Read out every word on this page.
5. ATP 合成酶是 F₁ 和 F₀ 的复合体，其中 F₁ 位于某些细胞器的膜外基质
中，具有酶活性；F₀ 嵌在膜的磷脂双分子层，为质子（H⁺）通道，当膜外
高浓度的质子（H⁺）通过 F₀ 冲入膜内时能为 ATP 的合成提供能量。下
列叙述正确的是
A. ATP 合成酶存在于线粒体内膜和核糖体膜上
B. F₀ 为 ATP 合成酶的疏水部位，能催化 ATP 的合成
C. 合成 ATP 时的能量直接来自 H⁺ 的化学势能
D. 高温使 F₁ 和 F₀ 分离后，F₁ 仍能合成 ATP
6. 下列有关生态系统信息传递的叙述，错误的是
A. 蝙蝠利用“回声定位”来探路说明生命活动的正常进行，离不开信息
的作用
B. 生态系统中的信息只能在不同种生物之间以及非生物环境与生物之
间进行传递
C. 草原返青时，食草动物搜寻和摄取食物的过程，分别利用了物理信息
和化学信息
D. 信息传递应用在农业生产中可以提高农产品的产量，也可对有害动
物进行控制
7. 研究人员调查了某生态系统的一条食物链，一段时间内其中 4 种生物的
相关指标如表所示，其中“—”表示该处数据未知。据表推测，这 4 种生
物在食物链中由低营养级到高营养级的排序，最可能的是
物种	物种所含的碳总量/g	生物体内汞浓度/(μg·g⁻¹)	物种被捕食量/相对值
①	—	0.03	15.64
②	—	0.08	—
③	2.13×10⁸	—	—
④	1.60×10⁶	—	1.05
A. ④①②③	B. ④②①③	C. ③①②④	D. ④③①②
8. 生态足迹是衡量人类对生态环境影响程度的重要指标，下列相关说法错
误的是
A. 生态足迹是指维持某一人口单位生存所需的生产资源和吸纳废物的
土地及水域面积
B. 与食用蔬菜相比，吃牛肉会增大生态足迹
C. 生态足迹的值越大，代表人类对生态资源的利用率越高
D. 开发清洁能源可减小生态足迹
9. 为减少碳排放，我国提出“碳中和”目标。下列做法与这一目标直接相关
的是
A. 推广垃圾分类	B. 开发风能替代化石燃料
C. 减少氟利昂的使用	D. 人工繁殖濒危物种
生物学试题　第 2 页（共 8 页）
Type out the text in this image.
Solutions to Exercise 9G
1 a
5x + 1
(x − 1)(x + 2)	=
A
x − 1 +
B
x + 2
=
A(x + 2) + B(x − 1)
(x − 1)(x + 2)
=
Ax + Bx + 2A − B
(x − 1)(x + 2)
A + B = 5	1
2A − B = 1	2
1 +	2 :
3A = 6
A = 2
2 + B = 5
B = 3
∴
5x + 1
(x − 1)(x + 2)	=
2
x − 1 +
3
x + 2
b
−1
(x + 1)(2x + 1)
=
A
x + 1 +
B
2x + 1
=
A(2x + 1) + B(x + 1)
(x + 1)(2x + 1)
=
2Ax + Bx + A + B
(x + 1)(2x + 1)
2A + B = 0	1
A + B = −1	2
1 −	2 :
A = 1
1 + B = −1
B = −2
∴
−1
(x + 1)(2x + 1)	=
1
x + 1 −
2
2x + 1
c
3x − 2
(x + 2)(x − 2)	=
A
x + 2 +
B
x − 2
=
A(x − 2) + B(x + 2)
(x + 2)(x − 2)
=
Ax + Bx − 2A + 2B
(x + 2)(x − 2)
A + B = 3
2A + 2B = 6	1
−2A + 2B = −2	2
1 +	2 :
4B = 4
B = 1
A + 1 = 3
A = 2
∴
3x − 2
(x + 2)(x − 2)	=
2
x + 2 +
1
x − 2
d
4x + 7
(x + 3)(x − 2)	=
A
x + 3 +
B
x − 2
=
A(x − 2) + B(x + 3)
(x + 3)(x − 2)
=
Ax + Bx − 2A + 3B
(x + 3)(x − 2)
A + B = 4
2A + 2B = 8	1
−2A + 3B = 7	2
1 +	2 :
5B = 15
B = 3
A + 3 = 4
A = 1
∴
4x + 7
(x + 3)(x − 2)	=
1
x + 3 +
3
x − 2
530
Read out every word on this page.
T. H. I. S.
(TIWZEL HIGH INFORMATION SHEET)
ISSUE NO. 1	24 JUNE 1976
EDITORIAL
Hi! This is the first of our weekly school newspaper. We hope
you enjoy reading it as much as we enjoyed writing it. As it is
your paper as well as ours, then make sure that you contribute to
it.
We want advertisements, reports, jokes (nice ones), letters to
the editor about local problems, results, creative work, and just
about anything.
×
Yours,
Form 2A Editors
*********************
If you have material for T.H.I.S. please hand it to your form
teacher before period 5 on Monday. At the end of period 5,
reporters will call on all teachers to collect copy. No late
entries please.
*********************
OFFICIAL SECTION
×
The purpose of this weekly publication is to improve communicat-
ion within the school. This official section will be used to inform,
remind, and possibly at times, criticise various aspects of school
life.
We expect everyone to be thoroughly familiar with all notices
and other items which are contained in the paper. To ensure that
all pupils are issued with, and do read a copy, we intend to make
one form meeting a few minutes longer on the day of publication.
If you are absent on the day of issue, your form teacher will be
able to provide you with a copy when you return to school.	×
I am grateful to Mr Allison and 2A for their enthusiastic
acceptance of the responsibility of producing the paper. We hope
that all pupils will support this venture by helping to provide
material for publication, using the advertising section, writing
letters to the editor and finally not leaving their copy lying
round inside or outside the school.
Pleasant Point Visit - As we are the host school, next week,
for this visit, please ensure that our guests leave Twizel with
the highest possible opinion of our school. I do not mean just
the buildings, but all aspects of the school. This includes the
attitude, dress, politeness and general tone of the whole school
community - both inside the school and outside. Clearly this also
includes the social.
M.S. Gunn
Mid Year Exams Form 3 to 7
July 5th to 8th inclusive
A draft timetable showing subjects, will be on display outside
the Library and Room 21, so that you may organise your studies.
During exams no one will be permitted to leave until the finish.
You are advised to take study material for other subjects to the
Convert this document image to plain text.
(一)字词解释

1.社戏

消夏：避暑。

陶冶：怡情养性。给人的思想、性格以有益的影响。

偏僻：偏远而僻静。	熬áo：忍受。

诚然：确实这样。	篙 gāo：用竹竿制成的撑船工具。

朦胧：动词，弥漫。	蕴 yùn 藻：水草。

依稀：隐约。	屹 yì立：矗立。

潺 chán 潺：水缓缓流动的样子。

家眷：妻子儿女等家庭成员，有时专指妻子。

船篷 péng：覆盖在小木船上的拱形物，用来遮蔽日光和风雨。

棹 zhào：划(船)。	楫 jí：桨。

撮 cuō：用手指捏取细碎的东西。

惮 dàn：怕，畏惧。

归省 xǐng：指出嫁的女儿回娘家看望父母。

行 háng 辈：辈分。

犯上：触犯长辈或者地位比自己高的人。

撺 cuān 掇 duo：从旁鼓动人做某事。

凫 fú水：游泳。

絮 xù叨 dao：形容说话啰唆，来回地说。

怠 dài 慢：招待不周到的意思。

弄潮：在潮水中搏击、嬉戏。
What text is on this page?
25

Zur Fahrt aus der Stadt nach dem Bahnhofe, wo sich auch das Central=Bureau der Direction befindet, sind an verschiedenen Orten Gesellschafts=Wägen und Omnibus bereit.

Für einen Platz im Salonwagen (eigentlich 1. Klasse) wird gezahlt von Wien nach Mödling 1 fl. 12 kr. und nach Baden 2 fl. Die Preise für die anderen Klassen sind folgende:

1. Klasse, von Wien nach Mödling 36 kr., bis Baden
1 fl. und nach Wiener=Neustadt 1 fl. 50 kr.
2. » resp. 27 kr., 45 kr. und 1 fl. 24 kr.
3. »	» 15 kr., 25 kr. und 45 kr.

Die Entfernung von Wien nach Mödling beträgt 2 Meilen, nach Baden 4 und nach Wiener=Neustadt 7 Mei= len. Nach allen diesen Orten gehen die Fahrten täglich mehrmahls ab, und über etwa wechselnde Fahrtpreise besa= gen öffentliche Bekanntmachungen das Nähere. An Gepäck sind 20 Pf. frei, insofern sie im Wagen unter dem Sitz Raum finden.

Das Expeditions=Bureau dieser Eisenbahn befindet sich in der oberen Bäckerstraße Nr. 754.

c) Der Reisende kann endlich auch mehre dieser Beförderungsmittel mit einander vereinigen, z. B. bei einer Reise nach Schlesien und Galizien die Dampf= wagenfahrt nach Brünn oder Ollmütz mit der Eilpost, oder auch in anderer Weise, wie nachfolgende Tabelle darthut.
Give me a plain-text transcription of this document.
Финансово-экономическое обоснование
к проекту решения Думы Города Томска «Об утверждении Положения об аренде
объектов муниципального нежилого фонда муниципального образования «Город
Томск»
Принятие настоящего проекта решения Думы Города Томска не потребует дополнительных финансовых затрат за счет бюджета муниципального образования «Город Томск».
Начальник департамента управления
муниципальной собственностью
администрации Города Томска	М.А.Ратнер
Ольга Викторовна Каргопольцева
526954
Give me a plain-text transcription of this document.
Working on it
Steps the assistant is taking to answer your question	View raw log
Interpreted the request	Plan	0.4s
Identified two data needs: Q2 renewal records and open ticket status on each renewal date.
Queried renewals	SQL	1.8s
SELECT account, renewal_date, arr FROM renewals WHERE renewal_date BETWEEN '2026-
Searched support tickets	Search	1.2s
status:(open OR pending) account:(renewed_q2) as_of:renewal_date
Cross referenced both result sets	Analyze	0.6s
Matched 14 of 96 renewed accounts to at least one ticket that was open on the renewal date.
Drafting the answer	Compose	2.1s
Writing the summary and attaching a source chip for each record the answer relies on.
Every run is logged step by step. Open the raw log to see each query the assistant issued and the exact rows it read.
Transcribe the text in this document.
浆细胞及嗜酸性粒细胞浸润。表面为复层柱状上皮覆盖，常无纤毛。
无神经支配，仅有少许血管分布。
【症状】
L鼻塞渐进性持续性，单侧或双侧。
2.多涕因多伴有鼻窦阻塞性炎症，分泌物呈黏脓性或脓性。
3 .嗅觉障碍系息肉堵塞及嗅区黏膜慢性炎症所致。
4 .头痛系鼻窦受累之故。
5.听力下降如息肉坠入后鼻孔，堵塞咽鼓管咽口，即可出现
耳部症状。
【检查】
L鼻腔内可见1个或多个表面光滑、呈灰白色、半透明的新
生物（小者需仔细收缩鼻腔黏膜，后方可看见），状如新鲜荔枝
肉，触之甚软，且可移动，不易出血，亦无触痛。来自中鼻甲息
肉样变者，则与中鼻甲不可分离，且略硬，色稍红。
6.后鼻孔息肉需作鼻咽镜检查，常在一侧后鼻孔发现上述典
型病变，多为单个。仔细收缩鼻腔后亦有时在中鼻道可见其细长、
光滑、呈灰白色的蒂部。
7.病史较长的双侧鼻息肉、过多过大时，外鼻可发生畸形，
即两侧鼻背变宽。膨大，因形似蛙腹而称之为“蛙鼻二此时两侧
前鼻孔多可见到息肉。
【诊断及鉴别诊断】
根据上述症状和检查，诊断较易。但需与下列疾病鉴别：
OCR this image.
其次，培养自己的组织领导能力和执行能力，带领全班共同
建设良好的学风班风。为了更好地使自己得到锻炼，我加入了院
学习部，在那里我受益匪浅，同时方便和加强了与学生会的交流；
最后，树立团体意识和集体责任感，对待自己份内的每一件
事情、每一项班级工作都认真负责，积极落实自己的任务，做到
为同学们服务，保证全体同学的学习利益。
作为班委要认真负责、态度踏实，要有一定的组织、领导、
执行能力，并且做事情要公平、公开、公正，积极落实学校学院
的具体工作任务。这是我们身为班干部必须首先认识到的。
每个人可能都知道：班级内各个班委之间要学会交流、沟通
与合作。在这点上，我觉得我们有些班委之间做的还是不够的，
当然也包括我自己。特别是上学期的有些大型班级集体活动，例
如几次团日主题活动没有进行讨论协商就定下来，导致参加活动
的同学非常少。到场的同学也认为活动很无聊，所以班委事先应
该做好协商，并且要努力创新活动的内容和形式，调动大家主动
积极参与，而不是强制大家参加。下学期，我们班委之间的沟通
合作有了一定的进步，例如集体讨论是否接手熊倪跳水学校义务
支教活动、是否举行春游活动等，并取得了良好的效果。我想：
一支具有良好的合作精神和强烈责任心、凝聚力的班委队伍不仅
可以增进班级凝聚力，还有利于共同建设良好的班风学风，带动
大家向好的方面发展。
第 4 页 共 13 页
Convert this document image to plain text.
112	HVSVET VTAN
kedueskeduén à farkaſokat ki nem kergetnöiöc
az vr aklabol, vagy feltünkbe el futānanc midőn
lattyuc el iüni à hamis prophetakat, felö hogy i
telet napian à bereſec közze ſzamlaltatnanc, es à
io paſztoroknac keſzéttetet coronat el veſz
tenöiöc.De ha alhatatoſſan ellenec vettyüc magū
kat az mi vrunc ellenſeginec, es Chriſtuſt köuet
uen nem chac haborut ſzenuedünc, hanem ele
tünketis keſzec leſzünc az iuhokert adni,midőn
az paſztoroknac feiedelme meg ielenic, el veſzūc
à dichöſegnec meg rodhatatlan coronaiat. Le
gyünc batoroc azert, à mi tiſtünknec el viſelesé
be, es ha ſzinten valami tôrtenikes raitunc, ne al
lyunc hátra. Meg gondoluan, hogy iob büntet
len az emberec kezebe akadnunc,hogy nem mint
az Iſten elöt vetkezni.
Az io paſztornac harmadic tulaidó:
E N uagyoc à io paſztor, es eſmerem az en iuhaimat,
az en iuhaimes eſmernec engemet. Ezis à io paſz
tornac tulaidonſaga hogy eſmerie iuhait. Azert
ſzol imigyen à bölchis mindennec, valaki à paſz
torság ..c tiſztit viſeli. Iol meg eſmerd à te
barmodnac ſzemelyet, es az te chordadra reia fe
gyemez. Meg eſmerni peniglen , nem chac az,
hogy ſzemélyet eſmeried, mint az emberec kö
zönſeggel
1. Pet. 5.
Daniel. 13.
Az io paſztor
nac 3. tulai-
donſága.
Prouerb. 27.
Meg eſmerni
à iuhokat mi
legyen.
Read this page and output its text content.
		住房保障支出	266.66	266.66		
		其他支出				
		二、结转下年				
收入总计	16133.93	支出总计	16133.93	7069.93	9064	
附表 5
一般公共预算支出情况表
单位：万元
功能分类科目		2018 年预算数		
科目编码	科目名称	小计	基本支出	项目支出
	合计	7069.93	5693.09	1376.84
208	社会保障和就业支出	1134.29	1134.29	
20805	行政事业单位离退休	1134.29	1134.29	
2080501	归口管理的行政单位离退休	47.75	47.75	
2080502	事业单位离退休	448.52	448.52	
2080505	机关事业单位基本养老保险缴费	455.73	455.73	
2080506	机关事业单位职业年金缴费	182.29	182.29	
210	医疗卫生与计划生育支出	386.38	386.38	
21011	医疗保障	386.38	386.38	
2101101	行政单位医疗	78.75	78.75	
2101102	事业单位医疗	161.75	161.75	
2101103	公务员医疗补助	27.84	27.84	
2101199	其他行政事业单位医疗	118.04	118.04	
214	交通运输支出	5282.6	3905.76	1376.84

· · · · · · ·

Look through the entries above for the word "about". Copy every line where it shows up.

## Solution for this exercise
the editor about local problems, results, creative work, and just
about anything.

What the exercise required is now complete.